## [Job]
Pictures stay out of the copy; set down each line of the listing below exactly.

▽

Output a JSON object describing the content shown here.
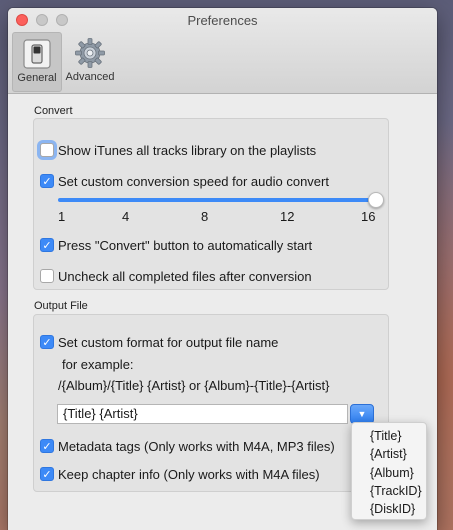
{
  "window": {
    "title": "Preferences"
  },
  "toolbar": {
    "tabs": [
      {
        "label": "General",
        "icon": "switch-icon",
        "selected": true
      },
      {
        "label": "Advanced",
        "icon": "gear-icon",
        "selected": false
      }
    ]
  },
  "convert": {
    "title": "Convert",
    "show_itunes": {
      "label": "Show iTunes all tracks library on the playlists",
      "checked": false
    },
    "custom_speed": {
      "label": "Set custom conversion speed for audio convert",
      "checked": true
    },
    "speed_slider": {
      "ticks": [
        "1",
        "4",
        "8",
        "12",
        "16"
      ],
      "value": 16
    },
    "auto_start": {
      "label": "Press \"Convert\" button to automatically start",
      "checked": true
    },
    "uncheck_completed": {
      "label": "Uncheck all completed files after conversion",
      "checked": false
    }
  },
  "output": {
    "title": "Output File",
    "custom_format": {
      "label": "Set custom format for output file name",
      "checked": true
    },
    "example_label": "for example:",
    "example_text": "/{Album}/{Title} {Artist} or {Album}-{Title}-{Artist}",
    "format_value": "{Title} {Artist}",
    "metadata_tags": {
      "label": "Metadata tags (Only works with M4A, MP3 files)",
      "checked": true
    },
    "chapter_info": {
      "label": "Keep chapter info (Only works with M4A files)",
      "checked": true
    }
  },
  "format_menu": {
    "items": [
      "{Title}",
      "{Artist}",
      "{Album}",
      "{TrackID}",
      "{DiskID}"
    ]
  },
  "colors": {
    "accent": "#3d8af7",
    "close": "#fc605c"
  }
}
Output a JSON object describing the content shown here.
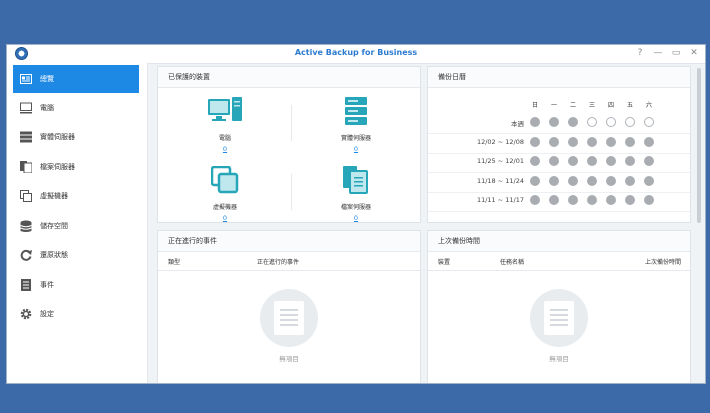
{
  "window": {
    "title": "Active Backup for Business",
    "controls": [
      "?",
      "—",
      "▭",
      "✕"
    ]
  },
  "sidebar": {
    "items": [
      {
        "label": "總覽",
        "icon": "overview-icon",
        "active": true
      },
      {
        "label": "電腦",
        "icon": "pc-icon"
      },
      {
        "label": "實體伺服器",
        "icon": "physical-server-icon"
      },
      {
        "label": "檔案伺服器",
        "icon": "file-server-icon"
      },
      {
        "label": "虛擬機器",
        "icon": "virtual-machine-icon"
      },
      {
        "label": "儲存空間",
        "icon": "storage-icon"
      },
      {
        "label": "還原狀態",
        "icon": "restore-icon"
      },
      {
        "label": "事件",
        "icon": "log-icon"
      },
      {
        "label": "設定",
        "icon": "gear-icon"
      }
    ]
  },
  "protected": {
    "title": "已保護的裝置",
    "devices": [
      {
        "label": "電腦",
        "count": "0",
        "icon": "pc-icon"
      },
      {
        "label": "實體伺服器",
        "count": "0",
        "icon": "server-icon"
      },
      {
        "label": "虛擬機器",
        "count": "0",
        "icon": "vm-icon"
      },
      {
        "label": "檔案伺服器",
        "count": "0",
        "icon": "file-server-icon"
      }
    ]
  },
  "calendar": {
    "title": "備份日曆",
    "days": [
      "日",
      "一",
      "二",
      "三",
      "四",
      "五",
      "六"
    ],
    "rows": [
      {
        "label": "本週",
        "dots": [
          1,
          1,
          1,
          0,
          0,
          0,
          0
        ]
      },
      {
        "label": "12/02 ~ 12/08",
        "dots": [
          1,
          1,
          1,
          1,
          1,
          1,
          1
        ]
      },
      {
        "label": "11/25 ~ 12/01",
        "dots": [
          1,
          1,
          1,
          1,
          1,
          1,
          1
        ]
      },
      {
        "label": "11/18 ~ 11/24",
        "dots": [
          1,
          1,
          1,
          1,
          1,
          1,
          1
        ]
      },
      {
        "label": "11/11 ~ 11/17",
        "dots": [
          1,
          1,
          1,
          1,
          1,
          1,
          1
        ]
      }
    ]
  },
  "running": {
    "title": "正在進行的事件",
    "col_type": "類型",
    "col_event": "正在進行的事件",
    "empty": "無項目"
  },
  "last_backup": {
    "title": "上次備份時間",
    "col_device": "裝置",
    "col_task": "任務名稱",
    "col_time": "上次備份時間",
    "empty": "無項目"
  },
  "colors": {
    "accent": "#1e88e5",
    "teal": "#26a6b8",
    "dot_filled": "#a9adb1"
  }
}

△

## [Complete answer]
Output a JSON object describing the content shown here.
{
  "window": {
    "title": "Preferences"
  },
  "toolbar": {
    "tabs": [
      {
        "label": "General",
        "icon": "switch-icon",
        "selected": true
      },
      {
        "label": "Advanced",
        "icon": "gear-icon",
        "selected": false
      }
    ]
  },
  "convert": {
    "title": "Convert",
    "show_itunes": {
      "label": "Show iTunes all tracks library on the playlists",
      "checked": false
    },
    "custom_speed": {
      "label": "Set custom conversion speed for audio convert",
      "checked": true
    },
    "speed_slider": {
      "ticks": [
        "1",
        "4",
        "8",
        "12",
        "16"
      ],
      "value": 16
    },
    "auto_start": {
      "label": "Press \"Convert\" button to automatically start",
      "checked": true
    },
    "uncheck_completed": {
      "label": "Uncheck all completed files after conversion",
      "checked": false
    }
  },
  "output": {
    "title": "Output File",
    "custom_format": {
      "label": "Set custom format for output file name",
      "checked": true
    },
    "example_label": "for example:",
    "example_text": "/{Album}/{Title} {Artist} or {Album}-{Title}-{Artist}",
    "format_value": "{Title} {Artist}",
    "metadata_tags": {
      "label": "Metadata tags (Only works with M4A, MP3 files)",
      "checked": true
    },
    "chapter_info": {
      "label": "Keep chapter info (Only works with M4A files)",
      "checked": true
    }
  },
  "format_menu": {
    "items": [
      "{Title}",
      "{Artist}",
      "{Album}",
      "{TrackID}",
      "{DiskID}"
    ]
  },
  "colors": {
    "accent": "#3d8af7",
    "close": "#fc605c"
  }
}
Output a JSON object describing the content shown here.
{
  "window": {
    "title": "Active Backup for Business",
    "controls": [
      "?",
      "—",
      "▭",
      "✕"
    ]
  },
  "sidebar": {
    "items": [
      {
        "label": "總覽",
        "icon": "overview-icon",
        "active": true
      },
      {
        "label": "電腦",
        "icon": "pc-icon"
      },
      {
        "label": "實體伺服器",
        "icon": "physical-server-icon"
      },
      {
        "label": "檔案伺服器",
        "icon": "file-server-icon"
      },
      {
        "label": "虛擬機器",
        "icon": "virtual-machine-icon"
      },
      {
        "label": "儲存空間",
        "icon": "storage-icon"
      },
      {
        "label": "還原狀態",
        "icon": "restore-icon"
      },
      {
        "label": "事件",
        "icon": "log-icon"
      },
      {
        "label": "設定",
        "icon": "gear-icon"
      }
    ]
  },
  "protected": {
    "title": "已保護的裝置",
    "devices": [
      {
        "label": "電腦",
        "count": "0",
        "icon": "pc-icon"
      },
      {
        "label": "實體伺服器",
        "count": "0",
        "icon": "server-icon"
      },
      {
        "label": "虛擬機器",
        "count": "0",
        "icon": "vm-icon"
      },
      {
        "label": "檔案伺服器",
        "count": "0",
        "icon": "file-server-icon"
      }
    ]
  },
  "calendar": {
    "title": "備份日曆",
    "days": [
      "日",
      "一",
      "二",
      "三",
      "四",
      "五",
      "六"
    ],
    "rows": [
      {
        "label": "本週",
        "dots": [
          1,
          1,
          1,
          0,
          0,
          0,
          0
        ]
      },
      {
        "label": "12/02 ~ 12/08",
        "dots": [
          1,
          1,
          1,
          1,
          1,
          1,
          1
        ]
      },
      {
        "label": "11/25 ~ 12/01",
        "dots": [
          1,
          1,
          1,
          1,
          1,
          1,
          1
        ]
      },
      {
        "label": "11/18 ~ 11/24",
        "dots": [
          1,
          1,
          1,
          1,
          1,
          1,
          1
        ]
      },
      {
        "label": "11/11 ~ 11/17",
        "dots": [
          1,
          1,
          1,
          1,
          1,
          1,
          1
        ]
      }
    ]
  },
  "running": {
    "title": "正在進行的事件",
    "col_type": "類型",
    "col_event": "正在進行的事件",
    "empty": "無項目"
  },
  "last_backup": {
    "title": "上次備份時間",
    "col_device": "裝置",
    "col_task": "任務名稱",
    "col_time": "上次備份時間",
    "empty": "無項目"
  },
  "colors": {
    "accent": "#1e88e5",
    "teal": "#26a6b8",
    "dot_filled": "#a9adb1"
  }
}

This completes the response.